(Page content records)
%%

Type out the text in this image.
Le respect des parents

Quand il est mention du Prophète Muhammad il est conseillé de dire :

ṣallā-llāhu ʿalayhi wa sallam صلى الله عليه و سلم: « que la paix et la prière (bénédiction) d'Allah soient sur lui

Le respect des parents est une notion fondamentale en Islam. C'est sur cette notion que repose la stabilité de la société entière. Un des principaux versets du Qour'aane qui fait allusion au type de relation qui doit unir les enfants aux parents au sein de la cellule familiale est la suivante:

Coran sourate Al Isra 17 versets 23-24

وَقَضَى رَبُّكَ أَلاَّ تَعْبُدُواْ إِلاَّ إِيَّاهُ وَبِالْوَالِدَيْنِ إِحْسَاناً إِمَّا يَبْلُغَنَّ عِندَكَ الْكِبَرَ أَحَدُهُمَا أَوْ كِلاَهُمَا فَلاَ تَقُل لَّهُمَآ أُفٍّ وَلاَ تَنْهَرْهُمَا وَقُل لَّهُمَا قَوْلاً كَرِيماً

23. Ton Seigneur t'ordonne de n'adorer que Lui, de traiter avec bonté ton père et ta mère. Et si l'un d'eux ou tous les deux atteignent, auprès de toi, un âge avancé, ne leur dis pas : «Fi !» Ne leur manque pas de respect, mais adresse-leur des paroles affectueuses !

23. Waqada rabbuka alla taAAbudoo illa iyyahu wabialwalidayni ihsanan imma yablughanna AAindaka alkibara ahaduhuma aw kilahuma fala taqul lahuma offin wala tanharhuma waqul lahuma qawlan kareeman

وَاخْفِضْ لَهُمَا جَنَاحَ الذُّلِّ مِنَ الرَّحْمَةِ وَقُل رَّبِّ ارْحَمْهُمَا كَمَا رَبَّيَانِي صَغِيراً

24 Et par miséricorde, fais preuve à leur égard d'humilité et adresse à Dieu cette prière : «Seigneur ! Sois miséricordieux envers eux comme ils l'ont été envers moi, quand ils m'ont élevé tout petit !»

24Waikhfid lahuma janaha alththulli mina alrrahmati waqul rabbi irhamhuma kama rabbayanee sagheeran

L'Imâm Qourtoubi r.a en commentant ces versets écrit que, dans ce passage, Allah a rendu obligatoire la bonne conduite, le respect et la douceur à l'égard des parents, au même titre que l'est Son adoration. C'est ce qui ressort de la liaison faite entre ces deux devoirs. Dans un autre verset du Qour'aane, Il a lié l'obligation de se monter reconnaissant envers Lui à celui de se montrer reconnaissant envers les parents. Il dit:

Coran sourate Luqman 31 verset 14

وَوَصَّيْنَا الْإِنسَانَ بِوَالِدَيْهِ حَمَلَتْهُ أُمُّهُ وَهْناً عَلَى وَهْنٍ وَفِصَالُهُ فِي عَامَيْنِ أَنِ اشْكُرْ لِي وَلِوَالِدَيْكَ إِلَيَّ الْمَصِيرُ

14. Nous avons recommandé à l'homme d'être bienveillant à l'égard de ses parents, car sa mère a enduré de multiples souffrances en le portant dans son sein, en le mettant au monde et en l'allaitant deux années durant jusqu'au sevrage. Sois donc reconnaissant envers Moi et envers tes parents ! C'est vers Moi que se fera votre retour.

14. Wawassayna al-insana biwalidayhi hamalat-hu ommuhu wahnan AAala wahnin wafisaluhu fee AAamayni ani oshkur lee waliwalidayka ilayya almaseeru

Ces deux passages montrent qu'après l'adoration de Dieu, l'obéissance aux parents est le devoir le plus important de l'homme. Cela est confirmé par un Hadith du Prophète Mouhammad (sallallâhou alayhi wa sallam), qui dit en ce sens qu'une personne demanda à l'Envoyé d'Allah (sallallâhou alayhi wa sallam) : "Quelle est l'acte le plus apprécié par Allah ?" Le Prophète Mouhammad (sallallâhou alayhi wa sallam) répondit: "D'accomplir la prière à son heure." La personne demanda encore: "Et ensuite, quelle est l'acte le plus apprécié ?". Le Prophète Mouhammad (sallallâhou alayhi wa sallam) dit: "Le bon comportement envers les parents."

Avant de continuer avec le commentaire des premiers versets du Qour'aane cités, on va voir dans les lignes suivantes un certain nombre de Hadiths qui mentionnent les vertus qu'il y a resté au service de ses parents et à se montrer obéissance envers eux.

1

%%

WORK REQUIRED -
An exact reproduction of all the records is required.

ANSWER SECTION -
Type out the text in this image.
Le respect des parents

Quand il est mention du Prophète Muhammad il est conseillé de dire :

ṣallā-llāhu ʿalayhi wa sallam صلى الله عليه و سلم: « que la paix et la prière (bénédiction) d'Allah soient sur lui

Le respect des parents est une notion fondamentale en Islam. C'est sur cette notion que repose la stabilité de la société entière. Un des principaux versets du Qour'aane qui fait allusion au type de relation qui doit unir les enfants aux parents au sein de la cellule familiale est la suivante:

Coran sourate Al Isra 17 versets 23-24

وَقَضَى رَبُّكَ أَلاَّ تَعْبُدُواْ إِلاَّ إِيَّاهُ وَبِالْوَالِدَيْنِ إِحْسَاناً إِمَّا يَبْلُغَنَّ عِندَكَ الْكِبَرَ أَحَدُهُمَا أَوْ كِلاَهُمَا فَلاَ تَقُل لَّهُمَآ أُفٍّ وَلاَ تَنْهَرْهُمَا وَقُل لَّهُمَا قَوْلاً كَرِيماً

23. Ton Seigneur t'ordonne de n'adorer que Lui, de traiter avec bonté ton père et ta mère. Et si l'un d'eux ou tous les deux atteignent, auprès de toi, un âge avancé, ne leur dis pas : «Fi !» Ne leur manque pas de respect, mais adresse-leur des paroles affectueuses !

23. Waqada rabbuka alla taAAbudoo illa iyyahu wabialwalidayni ihsanan imma yablughanna AAindaka alkibara ahaduhuma aw kilahuma fala taqul lahuma offin wala tanharhuma waqul lahuma qawlan kareeman

وَاخْفِضْ لَهُمَا جَنَاحَ الذُّلِّ مِنَ الرَّحْمَةِ وَقُل رَّبِّ ارْحَمْهُمَا كَمَا رَبَّيَانِي صَغِيراً

24 Et par miséricorde, fais preuve à leur égard d'humilité et adresse à Dieu cette prière : «Seigneur ! Sois miséricordieux envers eux comme ils l'ont été envers moi, quand ils m'ont élevé tout petit !»

24Waikhfid lahuma janaha alththulli mina alrrahmati waqul rabbi irhamhuma kama rabbayanee sagheeran

L'Imâm Qourtoubi r.a en commentant ces versets écrit que, dans ce passage, Allah a rendu obligatoire la bonne conduite, le respect et la douceur à l'égard des parents, au même titre que l'est Son adoration. C'est ce qui ressort de la liaison faite entre ces deux devoirs. Dans un autre verset du Qour'aane, Il a lié l'obligation de se monter reconnaissant envers Lui à celui de se montrer reconnaissant envers les parents. Il dit:

Coran sourate Luqman 31 verset 14

وَوَصَّيْنَا الْإِنسَانَ بِوَالِدَيْهِ حَمَلَتْهُ أُمُّهُ وَهْناً عَلَى وَهْنٍ وَفِصَالُهُ فِي عَامَيْنِ أَنِ اشْكُرْ لِي وَلِوَالِدَيْكَ إِلَيَّ الْمَصِيرُ

14. Nous avons recommandé à l'homme d'être bienveillant à l'égard de ses parents, car sa mère a enduré de multiples souffrances en le portant dans son sein, en le mettant au monde et en l'allaitant deux années durant jusqu'au sevrage. Sois donc reconnaissant envers Moi et envers tes parents ! C'est vers Moi que se fera votre retour.

14. Wawassayna al-insana biwalidayhi hamalat-hu ommuhu wahnan AAala wahnin wafisaluhu fee AAamayni ani oshkur lee waliwalidayka ilayya almaseeru

Ces deux passages montrent qu'après l'adoration de Dieu, l'obéissance aux parents est le devoir le plus important de l'homme. Cela est confirmé par un Hadith du Prophète Mouhammad (sallallâhou alayhi wa sallam), qui dit en ce sens qu'une personne demanda à l'Envoyé d'Allah (sallallâhou alayhi wa sallam) : "Quelle est l'acte le plus apprécié par Allah ?" Le Prophète Mouhammad (sallallâhou alayhi wa sallam) répondit: "D'accomplir la prière à son heure." La personne demanda encore: "Et ensuite, quelle est l'acte le plus apprécié ?". Le Prophète Mouhammad (sallallâhou alayhi wa sallam) dit: "Le bon comportement envers les parents."

Avant de continuer avec le commentaire des premiers versets du Qour'aane cités, on va voir dans les lignes suivantes un certain nombre de Hadiths qui mentionnent les vertus qu'il y a resté au service de ses parents et à se montrer obéissance envers eux.

1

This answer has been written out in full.